• PROBLEM
Without the images, print all the entries below exactly as given.

[Stored data]
========================

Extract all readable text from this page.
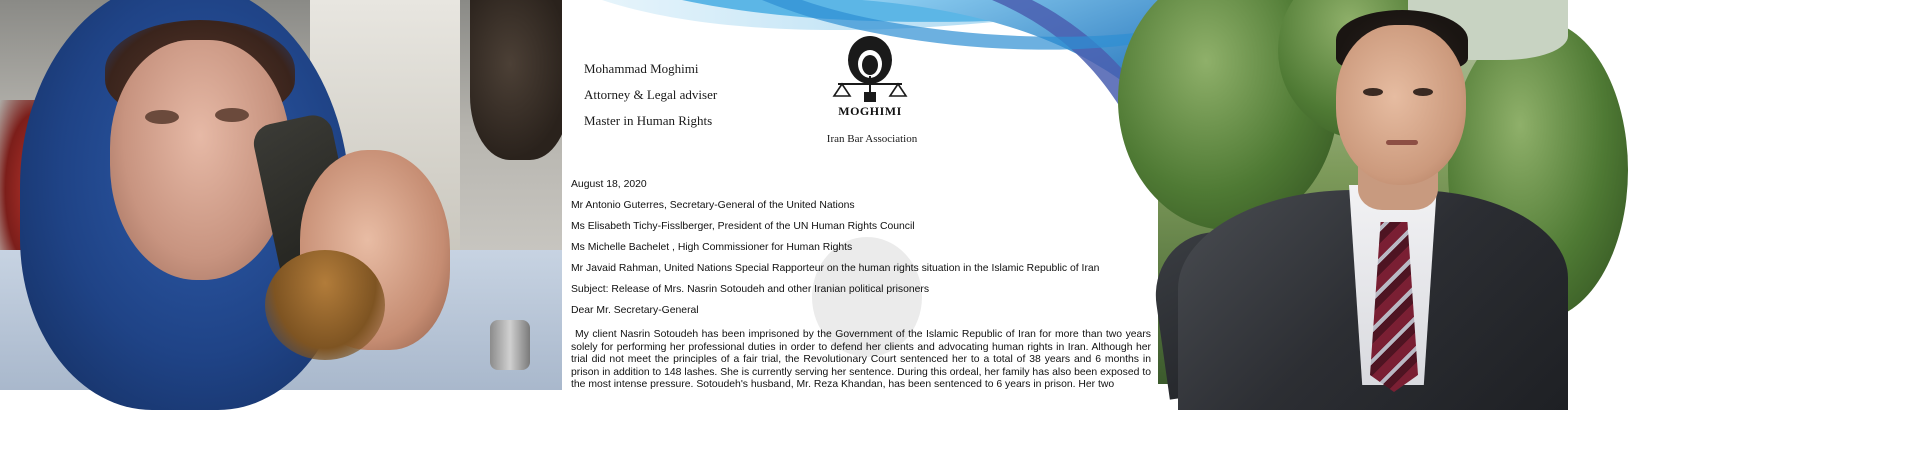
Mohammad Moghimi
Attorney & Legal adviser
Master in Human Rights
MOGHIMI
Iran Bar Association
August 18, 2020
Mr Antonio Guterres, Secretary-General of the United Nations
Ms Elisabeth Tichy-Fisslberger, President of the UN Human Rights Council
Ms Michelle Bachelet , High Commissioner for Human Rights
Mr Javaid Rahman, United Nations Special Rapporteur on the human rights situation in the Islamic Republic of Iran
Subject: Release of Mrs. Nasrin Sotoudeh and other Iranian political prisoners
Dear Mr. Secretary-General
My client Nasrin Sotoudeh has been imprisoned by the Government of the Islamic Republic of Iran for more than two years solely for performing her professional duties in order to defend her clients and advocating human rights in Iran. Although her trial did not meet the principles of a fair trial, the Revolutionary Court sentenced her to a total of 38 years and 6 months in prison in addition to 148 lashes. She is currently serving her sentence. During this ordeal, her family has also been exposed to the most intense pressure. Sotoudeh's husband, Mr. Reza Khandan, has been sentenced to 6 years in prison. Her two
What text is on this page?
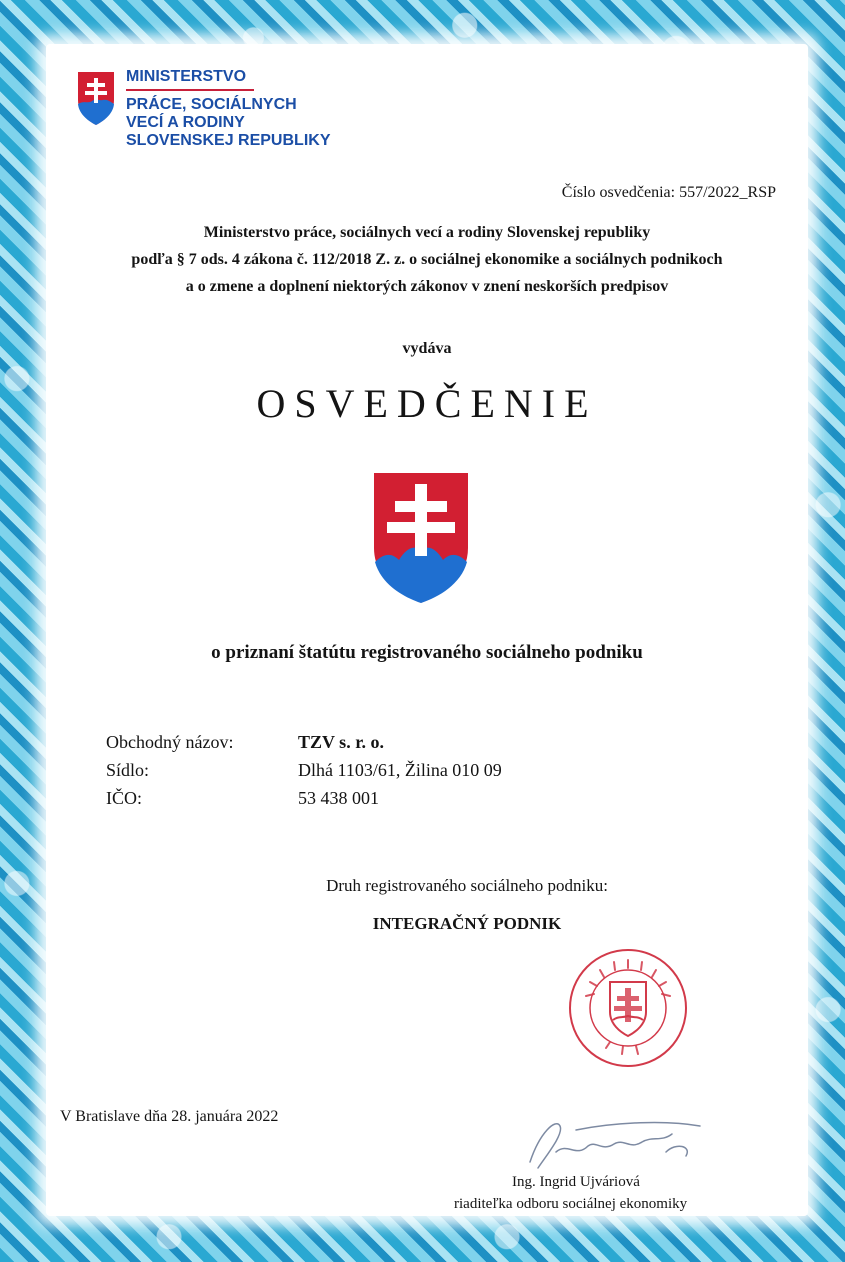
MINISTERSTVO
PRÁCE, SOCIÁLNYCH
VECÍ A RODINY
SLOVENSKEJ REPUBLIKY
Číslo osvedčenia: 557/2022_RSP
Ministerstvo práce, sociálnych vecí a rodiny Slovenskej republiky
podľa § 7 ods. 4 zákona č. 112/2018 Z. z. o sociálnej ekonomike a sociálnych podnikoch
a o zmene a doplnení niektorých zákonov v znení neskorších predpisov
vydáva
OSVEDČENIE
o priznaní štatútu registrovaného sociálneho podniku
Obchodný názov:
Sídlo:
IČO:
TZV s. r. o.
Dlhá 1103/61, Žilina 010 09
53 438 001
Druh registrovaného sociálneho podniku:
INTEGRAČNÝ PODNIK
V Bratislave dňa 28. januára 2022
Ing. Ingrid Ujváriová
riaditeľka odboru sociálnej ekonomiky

========================

• FULL OUTPUT
Extract all readable text from this page.
Mohammad Moghimi
Attorney & Legal adviser
Master in Human Rights
MOGHIMI
Iran Bar Association
August 18, 2020
Mr Antonio Guterres, Secretary-General of the United Nations
Ms Elisabeth Tichy-Fisslberger, President of the UN Human Rights Council
Ms Michelle Bachelet , High Commissioner for Human Rights
Mr Javaid Rahman, United Nations Special Rapporteur on the human rights situation in the Islamic Republic of Iran
Subject: Release of Mrs. Nasrin Sotoudeh and other Iranian political prisoners
Dear Mr. Secretary-General
My client Nasrin Sotoudeh has been imprisoned by the Government of the Islamic Republic of Iran for more than two years solely for performing her professional duties in order to defend her clients and advocating human rights in Iran. Although her trial did not meet the principles of a fair trial, the Revolutionary Court sentenced her to a total of 38 years and 6 months in prison in addition to 148 lashes. She is currently serving her sentence. During this ordeal, her family has also been exposed to the most intense pressure. Sotoudeh's husband, Mr. Reza Khandan, has been sentenced to 6 years in prison. Her two
What text is on this page?
MINISTERSTVO
PRÁCE, SOCIÁLNYCH
VECÍ A RODINY
SLOVENSKEJ REPUBLIKY
Číslo osvedčenia: 557/2022_RSP
Ministerstvo práce, sociálnych vecí a rodiny Slovenskej republiky
podľa § 7 ods. 4 zákona č. 112/2018 Z. z. o sociálnej ekonomike a sociálnych podnikoch
a o zmene a doplnení niektorých zákonov v znení neskorších predpisov
vydáva
OSVEDČENIE
o priznaní štatútu registrovaného sociálneho podniku
Obchodný názov:
Sídlo:
IČO:
TZV s. r. o.
Dlhá 1103/61, Žilina 010 09
53 438 001
Druh registrovaného sociálneho podniku:
INTEGRAČNÝ PODNIK
V Bratislave dňa 28. januára 2022
Ing. Ingrid Ujváriová
riaditeľka odboru sociálnej ekonomiky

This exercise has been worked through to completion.